Work required ▸ In the material below, identify each line bearing the word "Конвективн". Reproduce those lines.

[Figure data in JSON]
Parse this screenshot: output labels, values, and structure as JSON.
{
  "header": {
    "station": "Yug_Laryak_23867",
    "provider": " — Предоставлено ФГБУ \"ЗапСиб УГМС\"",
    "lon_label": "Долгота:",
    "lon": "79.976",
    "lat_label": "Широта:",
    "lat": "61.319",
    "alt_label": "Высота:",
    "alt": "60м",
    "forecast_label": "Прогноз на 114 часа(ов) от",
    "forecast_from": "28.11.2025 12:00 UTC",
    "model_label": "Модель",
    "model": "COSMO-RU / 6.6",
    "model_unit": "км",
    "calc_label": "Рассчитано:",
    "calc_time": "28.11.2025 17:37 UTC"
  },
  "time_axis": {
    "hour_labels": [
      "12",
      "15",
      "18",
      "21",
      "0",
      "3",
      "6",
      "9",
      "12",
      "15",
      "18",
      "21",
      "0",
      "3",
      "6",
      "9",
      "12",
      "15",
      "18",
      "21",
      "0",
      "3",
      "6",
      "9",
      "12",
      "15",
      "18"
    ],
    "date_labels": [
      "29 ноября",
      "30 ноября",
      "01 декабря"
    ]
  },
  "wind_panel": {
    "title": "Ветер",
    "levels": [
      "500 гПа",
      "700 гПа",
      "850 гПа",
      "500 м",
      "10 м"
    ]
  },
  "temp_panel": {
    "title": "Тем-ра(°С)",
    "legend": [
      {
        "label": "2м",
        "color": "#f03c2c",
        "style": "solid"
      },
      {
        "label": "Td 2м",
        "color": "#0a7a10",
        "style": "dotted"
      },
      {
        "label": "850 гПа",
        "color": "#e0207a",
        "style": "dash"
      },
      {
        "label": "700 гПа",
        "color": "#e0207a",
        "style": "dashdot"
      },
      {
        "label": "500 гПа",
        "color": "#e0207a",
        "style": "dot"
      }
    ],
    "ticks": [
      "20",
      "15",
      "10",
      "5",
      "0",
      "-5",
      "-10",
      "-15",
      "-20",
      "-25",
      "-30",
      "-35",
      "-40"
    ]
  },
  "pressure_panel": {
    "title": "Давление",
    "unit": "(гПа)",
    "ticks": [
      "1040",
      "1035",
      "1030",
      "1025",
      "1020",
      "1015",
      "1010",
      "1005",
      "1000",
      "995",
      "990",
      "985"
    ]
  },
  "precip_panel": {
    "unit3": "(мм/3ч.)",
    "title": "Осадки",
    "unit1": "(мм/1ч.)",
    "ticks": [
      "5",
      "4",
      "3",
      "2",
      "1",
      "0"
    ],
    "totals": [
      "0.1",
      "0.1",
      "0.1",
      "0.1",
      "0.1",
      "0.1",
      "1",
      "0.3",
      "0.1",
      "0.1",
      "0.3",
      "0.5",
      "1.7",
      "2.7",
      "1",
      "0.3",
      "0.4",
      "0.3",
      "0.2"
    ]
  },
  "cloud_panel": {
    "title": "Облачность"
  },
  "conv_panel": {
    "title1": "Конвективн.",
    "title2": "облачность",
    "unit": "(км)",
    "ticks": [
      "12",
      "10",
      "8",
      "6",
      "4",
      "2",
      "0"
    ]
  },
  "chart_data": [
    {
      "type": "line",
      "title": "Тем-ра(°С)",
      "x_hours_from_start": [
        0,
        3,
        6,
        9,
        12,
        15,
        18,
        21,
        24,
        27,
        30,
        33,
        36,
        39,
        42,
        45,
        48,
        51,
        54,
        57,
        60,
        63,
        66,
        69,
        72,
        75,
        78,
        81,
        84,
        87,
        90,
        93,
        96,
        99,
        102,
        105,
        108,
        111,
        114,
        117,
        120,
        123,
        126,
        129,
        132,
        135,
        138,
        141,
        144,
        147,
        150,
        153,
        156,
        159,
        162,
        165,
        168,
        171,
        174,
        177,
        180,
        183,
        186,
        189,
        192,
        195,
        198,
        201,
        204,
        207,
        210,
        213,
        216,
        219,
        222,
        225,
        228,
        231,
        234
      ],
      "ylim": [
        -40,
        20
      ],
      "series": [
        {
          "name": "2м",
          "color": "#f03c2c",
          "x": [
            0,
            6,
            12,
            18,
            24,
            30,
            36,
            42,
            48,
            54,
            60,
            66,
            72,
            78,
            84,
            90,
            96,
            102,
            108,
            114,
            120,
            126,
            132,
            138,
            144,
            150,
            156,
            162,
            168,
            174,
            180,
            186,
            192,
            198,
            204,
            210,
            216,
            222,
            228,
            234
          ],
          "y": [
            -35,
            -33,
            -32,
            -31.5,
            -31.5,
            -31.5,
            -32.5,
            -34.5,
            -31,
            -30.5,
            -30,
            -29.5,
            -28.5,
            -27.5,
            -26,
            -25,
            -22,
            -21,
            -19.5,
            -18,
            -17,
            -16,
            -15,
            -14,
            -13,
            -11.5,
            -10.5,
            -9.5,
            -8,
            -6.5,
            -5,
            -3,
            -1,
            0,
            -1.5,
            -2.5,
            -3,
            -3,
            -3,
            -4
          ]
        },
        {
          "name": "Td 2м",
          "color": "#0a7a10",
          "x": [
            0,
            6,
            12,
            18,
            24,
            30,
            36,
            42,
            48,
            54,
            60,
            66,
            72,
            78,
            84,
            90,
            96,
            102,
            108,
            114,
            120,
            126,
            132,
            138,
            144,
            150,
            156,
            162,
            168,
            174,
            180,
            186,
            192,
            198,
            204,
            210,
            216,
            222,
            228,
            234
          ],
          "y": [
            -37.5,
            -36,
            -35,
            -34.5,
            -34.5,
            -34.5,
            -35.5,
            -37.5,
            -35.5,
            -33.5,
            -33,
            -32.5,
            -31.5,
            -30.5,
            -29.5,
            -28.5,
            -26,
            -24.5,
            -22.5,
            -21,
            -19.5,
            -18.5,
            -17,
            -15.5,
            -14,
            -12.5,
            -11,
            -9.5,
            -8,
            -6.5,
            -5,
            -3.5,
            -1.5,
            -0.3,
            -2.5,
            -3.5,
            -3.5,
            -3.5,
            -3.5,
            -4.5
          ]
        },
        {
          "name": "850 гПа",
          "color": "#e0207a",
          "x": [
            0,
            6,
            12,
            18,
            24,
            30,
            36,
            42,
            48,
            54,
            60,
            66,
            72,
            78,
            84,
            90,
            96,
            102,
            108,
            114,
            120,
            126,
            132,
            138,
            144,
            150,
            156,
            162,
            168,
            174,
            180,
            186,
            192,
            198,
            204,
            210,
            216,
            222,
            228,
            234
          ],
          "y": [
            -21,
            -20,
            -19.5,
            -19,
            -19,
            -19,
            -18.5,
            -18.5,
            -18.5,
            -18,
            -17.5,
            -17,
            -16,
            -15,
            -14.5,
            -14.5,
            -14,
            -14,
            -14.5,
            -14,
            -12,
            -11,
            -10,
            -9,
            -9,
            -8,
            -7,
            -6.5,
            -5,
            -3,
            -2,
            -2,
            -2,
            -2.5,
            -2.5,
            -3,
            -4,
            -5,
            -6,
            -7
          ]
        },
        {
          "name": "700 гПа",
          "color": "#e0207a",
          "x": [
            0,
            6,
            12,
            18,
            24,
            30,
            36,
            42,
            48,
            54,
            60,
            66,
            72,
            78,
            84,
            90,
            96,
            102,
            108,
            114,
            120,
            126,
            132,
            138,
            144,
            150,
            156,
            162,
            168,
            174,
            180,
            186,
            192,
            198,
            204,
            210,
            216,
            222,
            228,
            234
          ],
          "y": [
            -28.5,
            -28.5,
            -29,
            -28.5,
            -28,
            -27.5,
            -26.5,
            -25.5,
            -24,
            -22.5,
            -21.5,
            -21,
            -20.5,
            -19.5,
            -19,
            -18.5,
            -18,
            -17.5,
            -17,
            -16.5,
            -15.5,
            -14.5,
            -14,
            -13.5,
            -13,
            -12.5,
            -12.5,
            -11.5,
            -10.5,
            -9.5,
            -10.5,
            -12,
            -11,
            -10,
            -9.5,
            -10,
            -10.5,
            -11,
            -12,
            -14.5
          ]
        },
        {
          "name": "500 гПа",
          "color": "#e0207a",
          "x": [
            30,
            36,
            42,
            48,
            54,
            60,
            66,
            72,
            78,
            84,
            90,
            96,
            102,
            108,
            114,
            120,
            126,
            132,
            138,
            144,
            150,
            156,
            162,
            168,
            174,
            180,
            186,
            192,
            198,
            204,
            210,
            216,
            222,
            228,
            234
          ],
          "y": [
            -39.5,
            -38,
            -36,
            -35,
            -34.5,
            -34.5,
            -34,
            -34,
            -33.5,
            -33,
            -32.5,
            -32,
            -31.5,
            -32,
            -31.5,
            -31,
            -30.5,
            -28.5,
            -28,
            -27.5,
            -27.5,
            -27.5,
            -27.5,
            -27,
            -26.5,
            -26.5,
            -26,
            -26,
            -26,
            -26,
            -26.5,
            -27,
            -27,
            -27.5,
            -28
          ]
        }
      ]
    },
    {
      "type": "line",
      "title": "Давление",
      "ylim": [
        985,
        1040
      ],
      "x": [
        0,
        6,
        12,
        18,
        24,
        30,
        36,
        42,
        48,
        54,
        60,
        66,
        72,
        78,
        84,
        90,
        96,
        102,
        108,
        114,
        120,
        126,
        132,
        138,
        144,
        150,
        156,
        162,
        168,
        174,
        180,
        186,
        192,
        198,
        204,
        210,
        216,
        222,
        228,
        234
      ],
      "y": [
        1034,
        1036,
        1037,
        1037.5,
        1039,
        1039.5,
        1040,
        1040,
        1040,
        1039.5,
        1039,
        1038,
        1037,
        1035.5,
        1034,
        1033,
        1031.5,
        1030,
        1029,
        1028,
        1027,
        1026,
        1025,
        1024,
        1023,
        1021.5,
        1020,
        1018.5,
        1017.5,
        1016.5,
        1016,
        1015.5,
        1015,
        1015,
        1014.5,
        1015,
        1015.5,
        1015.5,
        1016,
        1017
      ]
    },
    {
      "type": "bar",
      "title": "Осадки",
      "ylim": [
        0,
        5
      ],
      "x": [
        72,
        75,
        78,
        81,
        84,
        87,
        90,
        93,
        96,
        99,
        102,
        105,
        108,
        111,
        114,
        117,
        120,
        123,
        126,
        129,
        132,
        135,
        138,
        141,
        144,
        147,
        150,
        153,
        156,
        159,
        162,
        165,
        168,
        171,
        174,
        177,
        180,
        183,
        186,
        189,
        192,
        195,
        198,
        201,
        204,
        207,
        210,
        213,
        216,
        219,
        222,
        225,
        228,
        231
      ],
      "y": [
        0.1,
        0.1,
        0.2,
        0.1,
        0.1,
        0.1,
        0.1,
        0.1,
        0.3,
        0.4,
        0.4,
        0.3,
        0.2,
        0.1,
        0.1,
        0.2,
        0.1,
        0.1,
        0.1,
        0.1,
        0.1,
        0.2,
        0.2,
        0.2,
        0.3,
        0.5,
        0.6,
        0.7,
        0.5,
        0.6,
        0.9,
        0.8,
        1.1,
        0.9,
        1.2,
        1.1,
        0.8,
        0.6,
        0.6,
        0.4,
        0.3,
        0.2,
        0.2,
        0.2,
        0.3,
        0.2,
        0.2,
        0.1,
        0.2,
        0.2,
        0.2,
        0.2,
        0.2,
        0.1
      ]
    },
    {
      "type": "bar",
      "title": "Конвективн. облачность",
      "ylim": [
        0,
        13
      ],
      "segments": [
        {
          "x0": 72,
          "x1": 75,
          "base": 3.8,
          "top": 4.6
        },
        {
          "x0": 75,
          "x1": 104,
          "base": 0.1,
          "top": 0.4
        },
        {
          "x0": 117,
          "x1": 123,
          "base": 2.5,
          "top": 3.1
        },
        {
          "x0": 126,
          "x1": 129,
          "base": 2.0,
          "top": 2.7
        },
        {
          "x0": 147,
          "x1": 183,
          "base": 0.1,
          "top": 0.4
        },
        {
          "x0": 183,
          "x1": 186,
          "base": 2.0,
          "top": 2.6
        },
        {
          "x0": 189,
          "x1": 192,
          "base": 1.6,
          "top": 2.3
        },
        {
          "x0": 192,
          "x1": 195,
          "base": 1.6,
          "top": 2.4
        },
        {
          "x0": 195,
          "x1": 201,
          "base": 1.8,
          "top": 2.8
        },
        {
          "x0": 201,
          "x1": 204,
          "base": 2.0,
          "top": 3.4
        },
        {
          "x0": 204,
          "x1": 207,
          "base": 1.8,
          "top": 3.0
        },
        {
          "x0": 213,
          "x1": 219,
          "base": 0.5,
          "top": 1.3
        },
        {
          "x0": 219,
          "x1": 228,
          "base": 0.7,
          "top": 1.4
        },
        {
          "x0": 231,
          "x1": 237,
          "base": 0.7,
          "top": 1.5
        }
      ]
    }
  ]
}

Complete response ▸
    "title1": "Конвективн.",
      "title": "Конвективн. облачность",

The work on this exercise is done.